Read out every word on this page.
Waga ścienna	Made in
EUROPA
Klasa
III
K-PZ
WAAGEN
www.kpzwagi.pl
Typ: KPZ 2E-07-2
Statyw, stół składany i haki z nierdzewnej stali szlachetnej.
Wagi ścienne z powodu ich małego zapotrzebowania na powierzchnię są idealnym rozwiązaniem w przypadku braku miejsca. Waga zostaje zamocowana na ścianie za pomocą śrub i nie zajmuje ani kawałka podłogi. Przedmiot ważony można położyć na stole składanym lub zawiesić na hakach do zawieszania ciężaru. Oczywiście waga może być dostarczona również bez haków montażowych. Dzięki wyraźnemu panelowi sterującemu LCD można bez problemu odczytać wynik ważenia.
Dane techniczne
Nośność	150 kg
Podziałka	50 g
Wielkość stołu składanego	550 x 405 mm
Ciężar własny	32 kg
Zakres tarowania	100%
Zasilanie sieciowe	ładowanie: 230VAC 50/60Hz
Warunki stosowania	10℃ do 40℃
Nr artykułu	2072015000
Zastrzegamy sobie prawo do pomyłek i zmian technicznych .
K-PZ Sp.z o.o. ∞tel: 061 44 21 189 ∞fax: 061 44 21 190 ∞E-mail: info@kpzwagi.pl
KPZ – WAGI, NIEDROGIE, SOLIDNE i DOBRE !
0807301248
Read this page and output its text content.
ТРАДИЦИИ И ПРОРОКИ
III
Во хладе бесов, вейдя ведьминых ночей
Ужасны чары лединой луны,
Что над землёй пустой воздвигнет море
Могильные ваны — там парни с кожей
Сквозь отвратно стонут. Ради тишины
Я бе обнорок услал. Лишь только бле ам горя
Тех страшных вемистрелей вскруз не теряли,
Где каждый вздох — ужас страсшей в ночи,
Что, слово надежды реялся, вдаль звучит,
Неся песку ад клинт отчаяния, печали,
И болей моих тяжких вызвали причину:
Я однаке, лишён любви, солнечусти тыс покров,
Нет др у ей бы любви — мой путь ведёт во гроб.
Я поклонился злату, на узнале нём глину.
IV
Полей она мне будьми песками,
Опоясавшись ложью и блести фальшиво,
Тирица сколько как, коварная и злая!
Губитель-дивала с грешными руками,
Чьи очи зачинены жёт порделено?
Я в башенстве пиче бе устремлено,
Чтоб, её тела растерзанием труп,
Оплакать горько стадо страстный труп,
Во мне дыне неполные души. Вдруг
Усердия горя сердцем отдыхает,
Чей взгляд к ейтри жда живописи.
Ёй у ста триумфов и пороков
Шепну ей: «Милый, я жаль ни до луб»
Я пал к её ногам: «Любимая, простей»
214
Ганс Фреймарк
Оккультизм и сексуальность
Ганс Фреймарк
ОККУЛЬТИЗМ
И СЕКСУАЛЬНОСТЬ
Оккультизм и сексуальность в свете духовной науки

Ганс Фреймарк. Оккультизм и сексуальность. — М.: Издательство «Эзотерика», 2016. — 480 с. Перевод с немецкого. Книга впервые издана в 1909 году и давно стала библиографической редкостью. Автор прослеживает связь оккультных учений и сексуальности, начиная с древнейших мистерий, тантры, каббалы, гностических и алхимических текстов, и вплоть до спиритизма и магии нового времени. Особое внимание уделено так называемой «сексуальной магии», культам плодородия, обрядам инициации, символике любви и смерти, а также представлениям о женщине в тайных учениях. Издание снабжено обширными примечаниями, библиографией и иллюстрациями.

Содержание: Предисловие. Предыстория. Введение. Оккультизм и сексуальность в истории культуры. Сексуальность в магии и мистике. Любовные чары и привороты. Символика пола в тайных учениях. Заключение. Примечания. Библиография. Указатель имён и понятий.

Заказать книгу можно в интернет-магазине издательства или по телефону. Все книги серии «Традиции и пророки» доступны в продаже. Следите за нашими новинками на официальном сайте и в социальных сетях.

* _Task to carry out_: Take the lines above and retype all of them exactly.

* _Answer to this task_:
Read out every word on this page.
Waga ścienna	Made in
EUROPA
Klasa
III
K-PZ
WAAGEN
www.kpzwagi.pl
Typ: KPZ 2E-07-2
Statyw, stół składany i haki z nierdzewnej stali szlachetnej.
Wagi ścienne z powodu ich małego zapotrzebowania na powierzchnię są idealnym rozwiązaniem w przypadku braku miejsca. Waga zostaje zamocowana na ścianie za pomocą śrub i nie zajmuje ani kawałka podłogi. Przedmiot ważony można położyć na stole składanym lub zawiesić na hakach do zawieszania ciężaru. Oczywiście waga może być dostarczona również bez haków montażowych. Dzięki wyraźnemu panelowi sterującemu LCD można bez problemu odczytać wynik ważenia.
Dane techniczne
Nośność	150 kg
Podziałka	50 g
Wielkość stołu składanego	550 x 405 mm
Ciężar własny	32 kg
Zakres tarowania	100%
Zasilanie sieciowe	ładowanie: 230VAC 50/60Hz
Warunki stosowania	10℃ do 40℃
Nr artykułu	2072015000
Zastrzegamy sobie prawo do pomyłek i zmian technicznych .
K-PZ Sp.z o.o. ∞tel: 061 44 21 189 ∞fax: 061 44 21 190 ∞E-mail: info@kpzwagi.pl
KPZ – WAGI, NIEDROGIE, SOLIDNE i DOBRE !
0807301248
Read this page and output its text content.
ТРАДИЦИИ И ПРОРОКИ
III
Во хладе бесов, вейдя ведьминых ночей
Ужасны чары лединой луны,
Что над землёй пустой воздвигнет море
Могильные ваны — там парни с кожей
Сквозь отвратно стонут. Ради тишины
Я бе обнорок услал. Лишь только бле ам горя
Тех страшных вемистрелей вскруз не теряли,
Где каждый вздох — ужас страсшей в ночи,
Что, слово надежды реялся, вдаль звучит,
Неся песку ад клинт отчаяния, печали,
И болей моих тяжких вызвали причину:
Я однаке, лишён любви, солнечусти тыс покров,
Нет др у ей бы любви — мой путь ведёт во гроб.
Я поклонился злату, на узнале нём глину.
IV
Полей она мне будьми песками,
Опоясавшись ложью и блести фальшиво,
Тирица сколько как, коварная и злая!
Губитель-дивала с грешными руками,
Чьи очи зачинены жёт порделено?
Я в башенстве пиче бе устремлено,
Чтоб, её тела растерзанием труп,
Оплакать горько стадо страстный труп,
Во мне дыне неполные души. Вдруг
Усердия горя сердцем отдыхает,
Чей взгляд к ейтри жда живописи.
Ёй у ста триумфов и пороков
Шепну ей: «Милый, я жаль ни до луб»
Я пал к её ногам: «Любимая, простей»
214
Ганс Фреймарк
Оккультизм и сексуальность
Ганс Фреймарк
ОККУЛЬТИЗМ
И СЕКСУАЛЬНОСТЬ
Оккультизм и сексуальность в свете духовной науки

Ганс Фреймарк. Оккультизм и сексуальность. — М.: Издательство «Эзотерика», 2016. — 480 с. Перевод с немецкого. Книга впервые издана в 1909 году и давно стала библиографической редкостью. Автор прослеживает связь оккультных учений и сексуальности, начиная с древнейших мистерий, тантры, каббалы, гностических и алхимических текстов, и вплоть до спиритизма и магии нового времени. Особое внимание уделено так называемой «сексуальной магии», культам плодородия, обрядам инициации, символике любви и смерти, а также представлениям о женщине в тайных учениях. Издание снабжено обширными примечаниями, библиографией и иллюстрациями.

Содержание: Предисловие. Предыстория. Введение. Оккультизм и сексуальность в истории культуры. Сексуальность в магии и мистике. Любовные чары и привороты. Символика пола в тайных учениях. Заключение. Примечания. Библиография. Указатель имён и понятий.

Заказать книгу можно в интернет-магазине издательства или по телефону. Все книги серии «Традиции и пророки» доступны в продаже. Следите за нашими новинками на официальном сайте и в социальных сетях.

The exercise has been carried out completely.